Records for processing:
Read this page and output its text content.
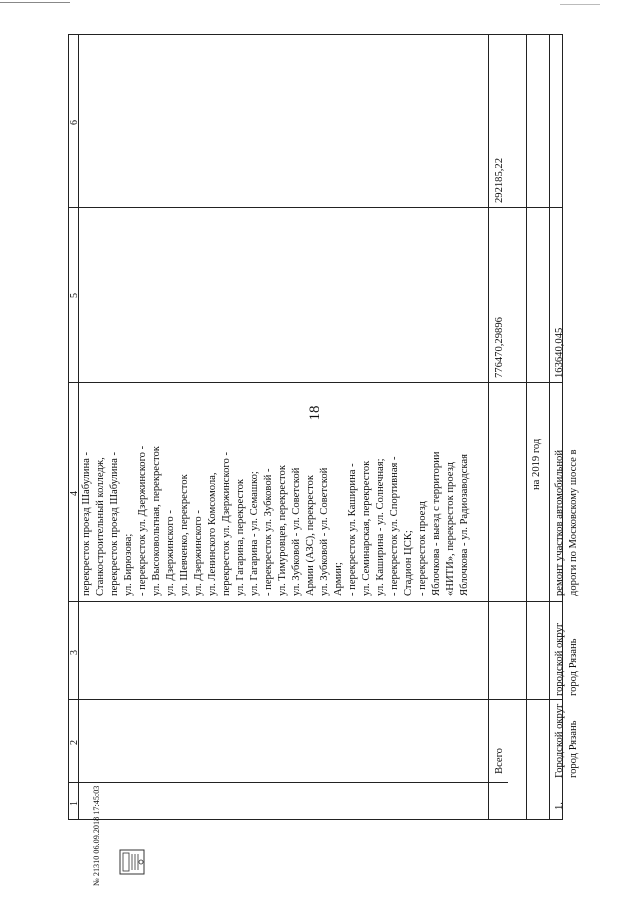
18
1
2
3
4
5
6
перекресток проезд Шабулина - Станкостроительный колледж, перекресток проезд Шабулина - ул. Бирюзова; - перекресток ул. Дзержинского - ул. Высоковольтная, перекресток ул. Дзержинского - ул. Шевченко, перекресток ул. Дзержинского - ул. Ленинского Комсомола, перекресток ул. Дзержинского - ул. Гагарина, перекресток ул. Гагарина - ул. Семашко; - перекресток ул. Зубковой - ул. Тимуровцев, перекресток ул. Зубковой - ул. Советской Армии (АЗС), перекресток ул. Зубковой - ул. Советской Армии; - перекресток ул. Каширина - ул. Семинарская, перекресток ул. Каширина - ул. Солнечная; - перекресток ул. Спортивная - Стадион ЦСК; - перекресток проезд Яблочкова - выезд с территории «НИТИ», перекресток проезд Яблочкова - ул. Радиозаводская
Всего
776470,29896
292185,22
на 2019 год
1.
Городской округ город Рязань
городской округ город Рязань
ремонт участков автомобильной дороги по Московскому шоссе в
163640,045
№ 21310 06.09.2018 17:45:03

Written task: From the entries above, list each line with "город" in it.

Exercise response:
Городской округ город Рязань
городской округ город Рязань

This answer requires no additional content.